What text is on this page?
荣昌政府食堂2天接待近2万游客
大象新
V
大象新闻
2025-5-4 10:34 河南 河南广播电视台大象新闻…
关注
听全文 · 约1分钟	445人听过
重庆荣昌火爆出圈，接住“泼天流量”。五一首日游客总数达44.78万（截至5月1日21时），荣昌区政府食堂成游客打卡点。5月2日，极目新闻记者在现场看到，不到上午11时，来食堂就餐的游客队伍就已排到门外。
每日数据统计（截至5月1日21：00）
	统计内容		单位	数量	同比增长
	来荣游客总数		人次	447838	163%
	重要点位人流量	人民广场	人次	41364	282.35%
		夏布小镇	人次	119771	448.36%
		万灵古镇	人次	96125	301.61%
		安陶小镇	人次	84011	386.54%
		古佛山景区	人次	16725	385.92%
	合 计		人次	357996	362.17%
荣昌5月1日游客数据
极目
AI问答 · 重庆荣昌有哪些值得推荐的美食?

--- --- ---

▶ _WRITTEN REQUEST_
Go through the listing and copy all of it exactly.

▶ _EXPECTED OUTPUT_
What text is on this page?
荣昌政府食堂2天接待近2万游客
大象新
V
大象新闻
2025-5-4 10:34 河南 河南广播电视台大象新闻…
关注
听全文 · 约1分钟	445人听过
重庆荣昌火爆出圈，接住“泼天流量”。五一首日游客总数达44.78万（截至5月1日21时），荣昌区政府食堂成游客打卡点。5月2日，极目新闻记者在现场看到，不到上午11时，来食堂就餐的游客队伍就已排到门外。
每日数据统计（截至5月1日21：00）
	统计内容		单位	数量	同比增长
	来荣游客总数		人次	447838	163%
	重要点位人流量	人民广场	人次	41364	282.35%
		夏布小镇	人次	119771	448.36%
		万灵古镇	人次	96125	301.61%
		安陶小镇	人次	84011	386.54%
		古佛山景区	人次	16725	385.92%
	合 计		人次	357996	362.17%
荣昌5月1日游客数据
极目
AI问答 · 重庆荣昌有哪些值得推荐的美食?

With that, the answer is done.